In the lines below, find how many contain the word "effekti" and report that figure alone.

· · · ·

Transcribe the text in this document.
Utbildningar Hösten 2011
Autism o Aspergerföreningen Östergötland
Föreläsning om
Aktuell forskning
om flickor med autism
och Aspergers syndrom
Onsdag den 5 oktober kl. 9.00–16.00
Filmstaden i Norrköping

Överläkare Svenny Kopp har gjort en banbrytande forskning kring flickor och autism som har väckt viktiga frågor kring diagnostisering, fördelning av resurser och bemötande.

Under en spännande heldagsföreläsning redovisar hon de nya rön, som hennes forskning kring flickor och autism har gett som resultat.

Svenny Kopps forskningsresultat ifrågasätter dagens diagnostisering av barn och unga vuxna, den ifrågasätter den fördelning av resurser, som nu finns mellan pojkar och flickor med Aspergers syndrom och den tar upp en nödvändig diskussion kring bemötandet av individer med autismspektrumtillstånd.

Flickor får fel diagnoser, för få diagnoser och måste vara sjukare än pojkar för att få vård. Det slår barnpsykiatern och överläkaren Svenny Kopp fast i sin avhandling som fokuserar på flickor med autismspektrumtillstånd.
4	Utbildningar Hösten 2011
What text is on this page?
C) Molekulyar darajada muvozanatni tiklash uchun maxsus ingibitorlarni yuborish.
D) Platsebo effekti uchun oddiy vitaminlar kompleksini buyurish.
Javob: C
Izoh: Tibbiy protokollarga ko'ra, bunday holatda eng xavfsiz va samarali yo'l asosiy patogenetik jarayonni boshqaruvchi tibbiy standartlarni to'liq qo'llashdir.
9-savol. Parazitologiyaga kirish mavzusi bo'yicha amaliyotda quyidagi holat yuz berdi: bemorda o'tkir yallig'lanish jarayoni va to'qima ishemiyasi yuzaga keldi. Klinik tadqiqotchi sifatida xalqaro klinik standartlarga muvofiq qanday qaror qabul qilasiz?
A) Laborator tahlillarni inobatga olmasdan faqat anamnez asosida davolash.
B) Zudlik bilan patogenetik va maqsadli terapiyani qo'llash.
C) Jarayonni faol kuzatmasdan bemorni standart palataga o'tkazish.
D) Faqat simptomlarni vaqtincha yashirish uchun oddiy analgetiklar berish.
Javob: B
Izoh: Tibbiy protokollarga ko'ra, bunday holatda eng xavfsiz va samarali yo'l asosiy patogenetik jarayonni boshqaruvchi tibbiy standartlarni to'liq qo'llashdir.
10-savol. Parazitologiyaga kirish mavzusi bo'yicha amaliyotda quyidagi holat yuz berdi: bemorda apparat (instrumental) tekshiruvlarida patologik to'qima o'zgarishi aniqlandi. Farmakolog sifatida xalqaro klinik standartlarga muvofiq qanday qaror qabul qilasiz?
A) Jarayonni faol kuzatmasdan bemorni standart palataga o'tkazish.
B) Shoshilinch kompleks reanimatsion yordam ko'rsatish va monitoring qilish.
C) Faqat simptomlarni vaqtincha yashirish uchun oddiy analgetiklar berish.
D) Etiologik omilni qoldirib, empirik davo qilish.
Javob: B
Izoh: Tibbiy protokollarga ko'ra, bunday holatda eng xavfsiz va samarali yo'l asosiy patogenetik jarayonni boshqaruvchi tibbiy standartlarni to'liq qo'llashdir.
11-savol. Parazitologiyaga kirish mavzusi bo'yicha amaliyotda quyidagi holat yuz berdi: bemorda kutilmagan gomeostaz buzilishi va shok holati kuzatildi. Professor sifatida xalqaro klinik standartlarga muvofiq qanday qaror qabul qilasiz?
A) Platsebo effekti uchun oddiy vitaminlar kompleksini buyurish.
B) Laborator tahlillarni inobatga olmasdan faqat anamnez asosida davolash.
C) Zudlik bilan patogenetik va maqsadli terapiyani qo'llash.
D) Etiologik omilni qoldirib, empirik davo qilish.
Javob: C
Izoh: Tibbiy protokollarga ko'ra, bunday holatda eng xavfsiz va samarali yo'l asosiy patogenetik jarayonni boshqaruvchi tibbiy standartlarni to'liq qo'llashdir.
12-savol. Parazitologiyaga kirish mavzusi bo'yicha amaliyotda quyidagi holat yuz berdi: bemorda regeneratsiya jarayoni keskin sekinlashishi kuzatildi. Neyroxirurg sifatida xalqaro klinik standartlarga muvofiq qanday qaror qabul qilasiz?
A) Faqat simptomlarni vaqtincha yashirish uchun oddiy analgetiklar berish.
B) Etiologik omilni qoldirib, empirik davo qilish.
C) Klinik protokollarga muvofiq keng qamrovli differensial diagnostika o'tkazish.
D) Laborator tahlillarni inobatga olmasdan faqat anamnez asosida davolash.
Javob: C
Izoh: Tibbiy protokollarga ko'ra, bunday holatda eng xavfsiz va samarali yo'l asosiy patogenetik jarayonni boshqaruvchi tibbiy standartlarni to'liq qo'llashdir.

· · · ·

**OUTPUT OF THE TASK:** 2